» WRITTEN EXERCISE: Return all entries word for word, but drop any images.

(Data items)
━━━

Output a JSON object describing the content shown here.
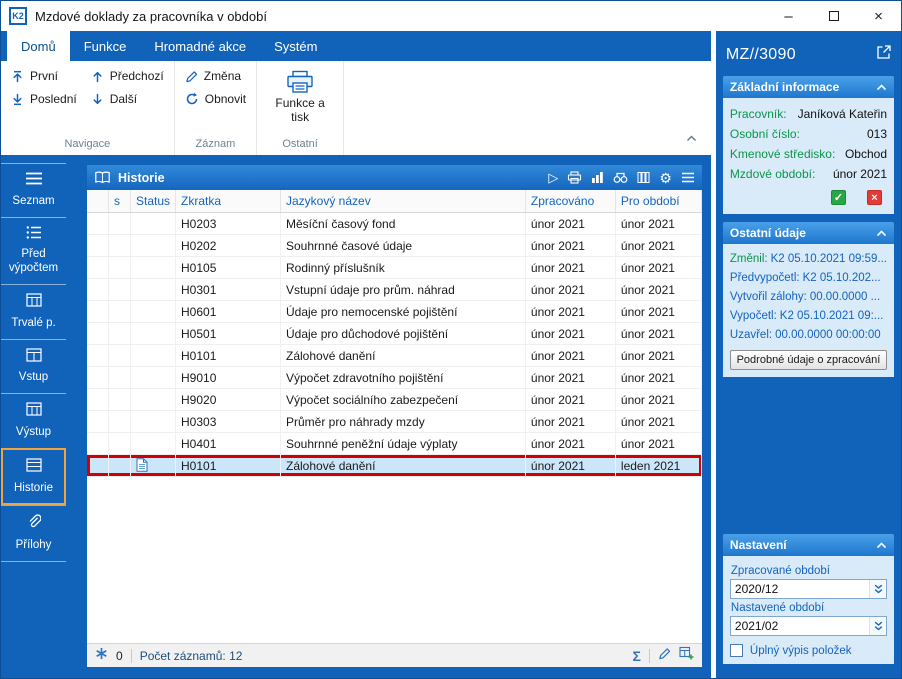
{
  "colors": {
    "primary_blue": "#1163BA",
    "accent_blue": "#1464BE",
    "label_green": "#0A9648",
    "selected_row_bg": "#CBE6F9",
    "selected_row_border": "#D40000",
    "active_item_border": "#F2A33C"
  },
  "icons": {
    "run": "▷",
    "gear": "⚙",
    "sum": "Σ",
    "check": "✓",
    "cross": "×",
    "minimize": "–",
    "close": "×"
  },
  "titlebar": {
    "logo": "K2",
    "title": "Mzdové doklady za pracovníka v období"
  },
  "ribbon": {
    "tabs": [
      {
        "label": "Domů",
        "active": true
      },
      {
        "label": "Funkce",
        "active": false
      },
      {
        "label": "Hromadné akce",
        "active": false
      },
      {
        "label": "Systém",
        "active": false
      }
    ],
    "nav": {
      "first": "První",
      "last": "Poslední",
      "prev": "Předchozí",
      "next": "Další"
    },
    "record": {
      "change": "Změna",
      "refresh": "Obnovit"
    },
    "other": {
      "print": "Funkce a tisk"
    },
    "group_labels": {
      "nav": "Navigace",
      "record": "Záznam",
      "other": "Ostatní"
    }
  },
  "sidebar": {
    "items": [
      {
        "label": "Seznam"
      },
      {
        "label": "Před výpočtem"
      },
      {
        "label": "Trvalé p."
      },
      {
        "label": "Vstup"
      },
      {
        "label": "Výstup"
      },
      {
        "label": "Historie",
        "active": true
      },
      {
        "label": "Přílohy"
      }
    ]
  },
  "historie": {
    "title": "Historie",
    "columns": {
      "s": "s",
      "status": "Status",
      "zkratka": "Zkratka",
      "nazev": "Jazykový název",
      "zpracovano": "Zpracováno",
      "obdobi": "Pro období"
    },
    "rows": [
      {
        "zkratka": "H0203",
        "nazev": "Měsíční časový fond",
        "zpracovano": "únor 2021",
        "obdobi": "únor 2021"
      },
      {
        "zkratka": "H0202",
        "nazev": "Souhrnné časové údaje",
        "zpracovano": "únor 2021",
        "obdobi": "únor 2021"
      },
      {
        "zkratka": "H0105",
        "nazev": "Rodinný příslušník",
        "zpracovano": "únor 2021",
        "obdobi": "únor 2021"
      },
      {
        "zkratka": "H0301",
        "nazev": "Vstupní údaje pro prům. náhrad",
        "zpracovano": "únor 2021",
        "obdobi": "únor 2021"
      },
      {
        "zkratka": "H0601",
        "nazev": "Údaje pro nemocenské pojištění",
        "zpracovano": "únor 2021",
        "obdobi": "únor 2021"
      },
      {
        "zkratka": "H0501",
        "nazev": "Údaje pro důchodové pojištění",
        "zpracovano": "únor 2021",
        "obdobi": "únor 2021"
      },
      {
        "zkratka": "H0101",
        "nazev": "Zálohové danění",
        "zpracovano": "únor 2021",
        "obdobi": "únor 2021"
      },
      {
        "zkratka": "H9010",
        "nazev": "Výpočet zdravotního pojištění",
        "zpracovano": "únor 2021",
        "obdobi": "únor 2021"
      },
      {
        "zkratka": "H9020",
        "nazev": "Výpočet sociálního zabezpečení",
        "zpracovano": "únor 2021",
        "obdobi": "únor 2021"
      },
      {
        "zkratka": "H0303",
        "nazev": "Průměr pro náhrady mzdy",
        "zpracovano": "únor 2021",
        "obdobi": "únor 2021"
      },
      {
        "zkratka": "H0401",
        "nazev": "Souhrnné peněžní údaje výplaty",
        "zpracovano": "únor 2021",
        "obdobi": "únor 2021"
      },
      {
        "zkratka": "H0101",
        "nazev": "Zálohové danění",
        "zpracovano": "únor 2021",
        "obdobi": "leden 2021",
        "selected": true
      }
    ],
    "footer": {
      "badge": "0",
      "count": "Počet záznamů: 12"
    }
  },
  "right_panel": {
    "title": "MZ//3090",
    "basic": {
      "header": "Základní informace",
      "rows": [
        {
          "label": "Pracovník:",
          "value": "Janíková Kateřin"
        },
        {
          "label": "Osobní číslo:",
          "value": "013"
        },
        {
          "label": "Kmenové středisko:",
          "value": "Obchod"
        },
        {
          "label": "Mzdové období:",
          "value": "únor 2021"
        }
      ]
    },
    "other": {
      "header": "Ostatní údaje",
      "rows": [
        {
          "label": "Změnil:",
          "value": "K2 05.10.2021 09:59..."
        },
        {
          "label": "Předvypočetl:",
          "value": "K2 05.10.202..."
        },
        {
          "label": "Vytvořil zálohy:",
          "value": "00.00.0000 ..."
        },
        {
          "label": "Vypočetl:",
          "value": "K2 05.10.2021 09:..."
        },
        {
          "label": "Uzavřel:",
          "value": "00.00.0000 00:00:00"
        }
      ],
      "button": "Podrobné údaje o zpracování"
    },
    "settings": {
      "header": "Nastavení",
      "processed_label": "Zpracované období",
      "processed_value": "2020/12",
      "set_label": "Nastavené období",
      "set_value": "2021/02",
      "checkbox_label": "Úplný výpis položek"
    }
  }
}
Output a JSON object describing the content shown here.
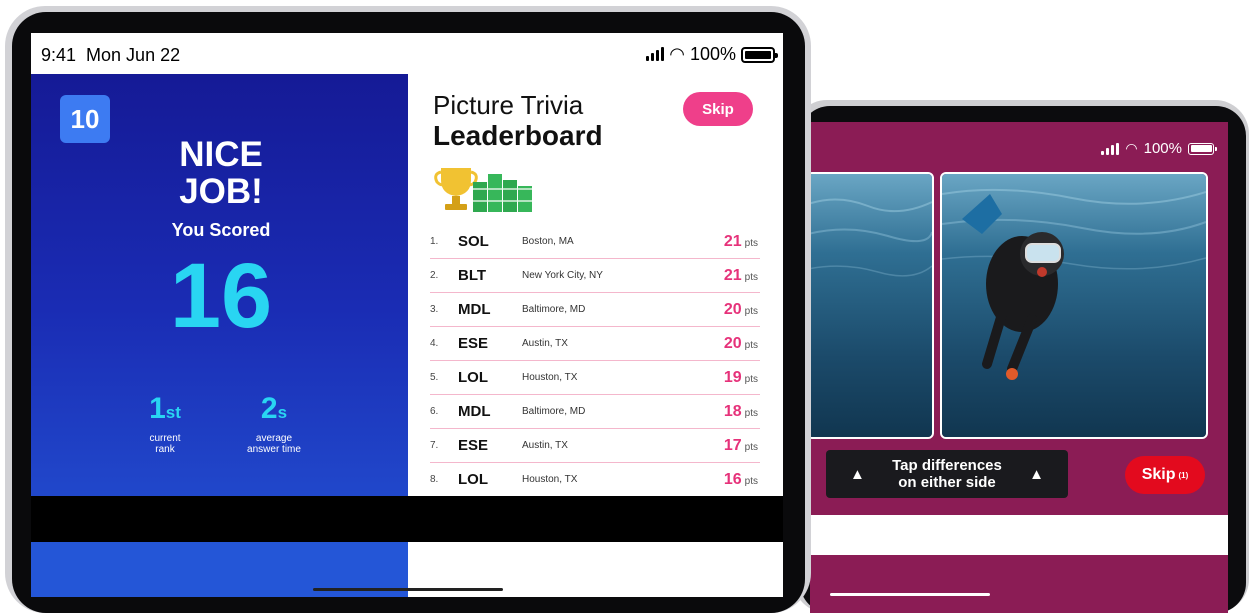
{
  "back_device": {
    "status": {
      "battery": "100%"
    },
    "hint": "Tap differences\non either side",
    "skip_label": "Skip",
    "skip_count": "(1)",
    "colors": {
      "background": "#8b1c55",
      "skip": "#e30a1e"
    }
  },
  "front_device": {
    "status": {
      "time": "9:41  Mon Jun 22",
      "battery": "100%"
    },
    "score": {
      "round": "10",
      "headline": "NICE\nJOB!",
      "subheading": "You Scored",
      "value": "16",
      "rank_value": "1",
      "rank_suffix": "st",
      "rank_label": "current\nrank",
      "time_value": "2",
      "time_suffix": "s",
      "time_label": "average\nanswer time"
    },
    "leaderboard": {
      "title_line1": "Picture Trivia",
      "title_line2": "Leaderboard",
      "skip_label": "Skip",
      "pts_unit": "pts",
      "rows": [
        {
          "rank": "1.",
          "code": "SOL",
          "city": "Boston, MA",
          "pts": "21"
        },
        {
          "rank": "2.",
          "code": "BLT",
          "city": "New York City, NY",
          "pts": "21"
        },
        {
          "rank": "3.",
          "code": "MDL",
          "city": "Baltimore, MD",
          "pts": "20"
        },
        {
          "rank": "4.",
          "code": "ESE",
          "city": "Austin, TX",
          "pts": "20"
        },
        {
          "rank": "5.",
          "code": "LOL",
          "city": "Houston, TX",
          "pts": "19"
        },
        {
          "rank": "6.",
          "code": "MDL",
          "city": "Baltimore, MD",
          "pts": "18"
        },
        {
          "rank": "7.",
          "code": "ESE",
          "city": "Austin, TX",
          "pts": "17"
        },
        {
          "rank": "8.",
          "code": "LOL",
          "city": "Houston, TX",
          "pts": "16"
        }
      ]
    },
    "colors": {
      "panel_top": "#151a96",
      "panel_bottom": "#2456d7",
      "accent": "#29d5f2",
      "pink": "#ef3f8a"
    }
  }
}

━━━

» REPLY TO THE TASK:
Output a JSON object describing the content shown here.
{
  "colors": {
    "primary_blue": "#1163BA",
    "accent_blue": "#1464BE",
    "label_green": "#0A9648",
    "selected_row_bg": "#CBE6F9",
    "selected_row_border": "#D40000",
    "active_item_border": "#F2A33C"
  },
  "icons": {
    "run": "▷",
    "gear": "⚙",
    "sum": "Σ",
    "check": "✓",
    "cross": "×",
    "minimize": "–",
    "close": "×"
  },
  "titlebar": {
    "logo": "K2",
    "title": "Mzdové doklady za pracovníka v období"
  },
  "ribbon": {
    "tabs": [
      {
        "label": "Domů",
        "active": true
      },
      {
        "label": "Funkce",
        "active": false
      },
      {
        "label": "Hromadné akce",
        "active": false
      },
      {
        "label": "Systém",
        "active": false
      }
    ],
    "nav": {
      "first": "První",
      "last": "Poslední",
      "prev": "Předchozí",
      "next": "Další"
    },
    "record": {
      "change": "Změna",
      "refresh": "Obnovit"
    },
    "other": {
      "print": "Funkce a tisk"
    },
    "group_labels": {
      "nav": "Navigace",
      "record": "Záznam",
      "other": "Ostatní"
    }
  },
  "sidebar": {
    "items": [
      {
        "label": "Seznam"
      },
      {
        "label": "Před výpočtem"
      },
      {
        "label": "Trvalé p."
      },
      {
        "label": "Vstup"
      },
      {
        "label": "Výstup"
      },
      {
        "label": "Historie",
        "active": true
      },
      {
        "label": "Přílohy"
      }
    ]
  },
  "historie": {
    "title": "Historie",
    "columns": {
      "s": "s",
      "status": "Status",
      "zkratka": "Zkratka",
      "nazev": "Jazykový název",
      "zpracovano": "Zpracováno",
      "obdobi": "Pro období"
    },
    "rows": [
      {
        "zkratka": "H0203",
        "nazev": "Měsíční časový fond",
        "zpracovano": "únor 2021",
        "obdobi": "únor 2021"
      },
      {
        "zkratka": "H0202",
        "nazev": "Souhrnné časové údaje",
        "zpracovano": "únor 2021",
        "obdobi": "únor 2021"
      },
      {
        "zkratka": "H0105",
        "nazev": "Rodinný příslušník",
        "zpracovano": "únor 2021",
        "obdobi": "únor 2021"
      },
      {
        "zkratka": "H0301",
        "nazev": "Vstupní údaje pro prům. náhrad",
        "zpracovano": "únor 2021",
        "obdobi": "únor 2021"
      },
      {
        "zkratka": "H0601",
        "nazev": "Údaje pro nemocenské pojištění",
        "zpracovano": "únor 2021",
        "obdobi": "únor 2021"
      },
      {
        "zkratka": "H0501",
        "nazev": "Údaje pro důchodové pojištění",
        "zpracovano": "únor 2021",
        "obdobi": "únor 2021"
      },
      {
        "zkratka": "H0101",
        "nazev": "Zálohové danění",
        "zpracovano": "únor 2021",
        "obdobi": "únor 2021"
      },
      {
        "zkratka": "H9010",
        "nazev": "Výpočet zdravotního pojištění",
        "zpracovano": "únor 2021",
        "obdobi": "únor 2021"
      },
      {
        "zkratka": "H9020",
        "nazev": "Výpočet sociálního zabezpečení",
        "zpracovano": "únor 2021",
        "obdobi": "únor 2021"
      },
      {
        "zkratka": "H0303",
        "nazev": "Průměr pro náhrady mzdy",
        "zpracovano": "únor 2021",
        "obdobi": "únor 2021"
      },
      {
        "zkratka": "H0401",
        "nazev": "Souhrnné peněžní údaje výplaty",
        "zpracovano": "únor 2021",
        "obdobi": "únor 2021"
      },
      {
        "zkratka": "H0101",
        "nazev": "Zálohové danění",
        "zpracovano": "únor 2021",
        "obdobi": "leden 2021",
        "selected": true
      }
    ],
    "footer": {
      "badge": "0",
      "count": "Počet záznamů: 12"
    }
  },
  "right_panel": {
    "title": "MZ//3090",
    "basic": {
      "header": "Základní informace",
      "rows": [
        {
          "label": "Pracovník:",
          "value": "Janíková Kateřin"
        },
        {
          "label": "Osobní číslo:",
          "value": "013"
        },
        {
          "label": "Kmenové středisko:",
          "value": "Obchod"
        },
        {
          "label": "Mzdové období:",
          "value": "únor 2021"
        }
      ]
    },
    "other": {
      "header": "Ostatní údaje",
      "rows": [
        {
          "label": "Změnil:",
          "value": "K2 05.10.2021 09:59..."
        },
        {
          "label": "Předvypočetl:",
          "value": "K2 05.10.202..."
        },
        {
          "label": "Vytvořil zálohy:",
          "value": "00.00.0000 ..."
        },
        {
          "label": "Vypočetl:",
          "value": "K2 05.10.2021 09:..."
        },
        {
          "label": "Uzavřel:",
          "value": "00.00.0000 00:00:00"
        }
      ],
      "button": "Podrobné údaje o zpracování"
    },
    "settings": {
      "header": "Nastavení",
      "processed_label": "Zpracované období",
      "processed_value": "2020/12",
      "set_label": "Nastavené období",
      "set_value": "2021/02",
      "checkbox_label": "Úplný výpis položek"
    }
  }
}
Output a JSON object describing the content shown here.
{
  "back_device": {
    "status": {
      "battery": "100%"
    },
    "hint": "Tap differences\non either side",
    "skip_label": "Skip",
    "skip_count": "(1)",
    "colors": {
      "background": "#8b1c55",
      "skip": "#e30a1e"
    }
  },
  "front_device": {
    "status": {
      "time": "9:41  Mon Jun 22",
      "battery": "100%"
    },
    "score": {
      "round": "10",
      "headline": "NICE\nJOB!",
      "subheading": "You Scored",
      "value": "16",
      "rank_value": "1",
      "rank_suffix": "st",
      "rank_label": "current\nrank",
      "time_value": "2",
      "time_suffix": "s",
      "time_label": "average\nanswer time"
    },
    "leaderboard": {
      "title_line1": "Picture Trivia",
      "title_line2": "Leaderboard",
      "skip_label": "Skip",
      "pts_unit": "pts",
      "rows": [
        {
          "rank": "1.",
          "code": "SOL",
          "city": "Boston, MA",
          "pts": "21"
        },
        {
          "rank": "2.",
          "code": "BLT",
          "city": "New York City, NY",
          "pts": "21"
        },
        {
          "rank": "3.",
          "code": "MDL",
          "city": "Baltimore, MD",
          "pts": "20"
        },
        {
          "rank": "4.",
          "code": "ESE",
          "city": "Austin, TX",
          "pts": "20"
        },
        {
          "rank": "5.",
          "code": "LOL",
          "city": "Houston, TX",
          "pts": "19"
        },
        {
          "rank": "6.",
          "code": "MDL",
          "city": "Baltimore, MD",
          "pts": "18"
        },
        {
          "rank": "7.",
          "code": "ESE",
          "city": "Austin, TX",
          "pts": "17"
        },
        {
          "rank": "8.",
          "code": "LOL",
          "city": "Houston, TX",
          "pts": "16"
        }
      ]
    },
    "colors": {
      "panel_top": "#151a96",
      "panel_bottom": "#2456d7",
      "accent": "#29d5f2",
      "pink": "#ef3f8a"
    }
  }
}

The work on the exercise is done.